To do.
If a line below includes the string "진단검사의학과", copy it.

Records for the task.
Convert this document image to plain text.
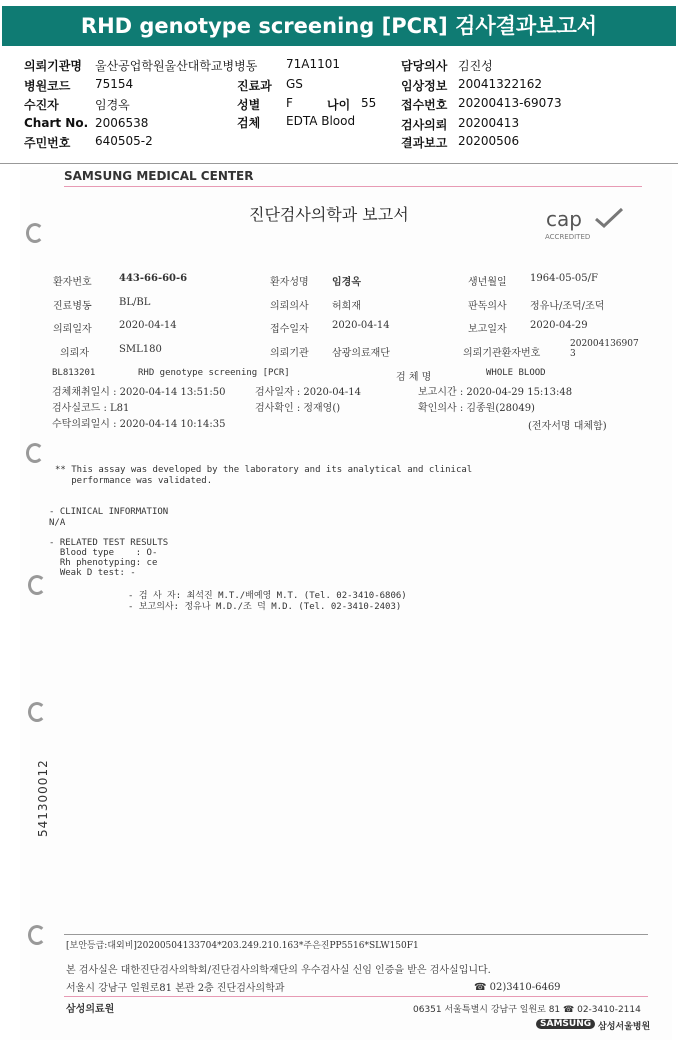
RHD genotype screening [PCR] 검사결과보고서
의뢰기관명 울산공업학원울산대학교병병동 71A1101	담당의사 김진성
병원코드 75154	진료과 GS	임상정보 20041322162
수진자	임경옥	성별 F	나이 55 접수번호 20200413-69073
Chart No. 2006538	검체 EDTA Blood	검사의뢰 20200413
주민번호 640505-2	결과보고 20200506
SAMSUNG MEDICAL CENTER
진단검사의학과 보고서	cap
ACCREDITED
환자번호	443-66-60-6	환자성명 임경옥	생년월일 1964-05-05/F
진료병동	BL/BL	의뢰의사 허희재	판독의사 정유나/조덕/조덕
의뢰일자	2020-04-14	접수일자 2020-04-14	보고일자 2020-04-29
의뢰자	SML180	의뢰기관 삼광의료재단	의뢰기관환자번호
2020041369073
BL813201	RHD genotype screening [PCR]	검 체 명	WHOLE BLOOD
검체채취일시 : 2020-04-14 13:51:50	검사일자 : 2020-04-14	보고시간 : 2020-04-29 15:13:48
검사실코드 : L81	검사확인 : 정재영()	확인의사 : 김종원(28049)
수탁의뢰일시 : 2020-04-14 10:14:35	(전자서명 대체함)
** This assay was developed by the laboratory and its analytical and clinical
performance was validated.
- CLINICAL INFORMATION
N/A
- RELATED TEST RESULTS
Blood type    : O-
Rh phenotyping: ce
Weak D test: -
- 검 사 자: 최석진 M.T./배예영 M.T. (Tel. 02-3410-6806)
- 보고의사: 정유나 M.D./조 덕 M.D. (Tel. 02-3410-2403)
541300012
[보안등급:대외비]202005041337​04*203.249.210.163*주은진PP5516*SLW150F1
본 검사실은 대한진단검사의학회/진단검사의학재단의 우수검사실 신임 인증을 받은 검사실입니다.
서울시 강남구 일원로81 본관 2층 진단검사의학과	☎ 02)3410-6469
삼성의료원	06351 서울특별시 강남구 일원로 81 ☎ 02-3410-2114
SAMSUNG 삼성서울병원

Answer section.
진단검사의학과 보고서	cap
서울시 강남구 일원로81 본관 2층 진단검사의학과	☎ 02)3410-6469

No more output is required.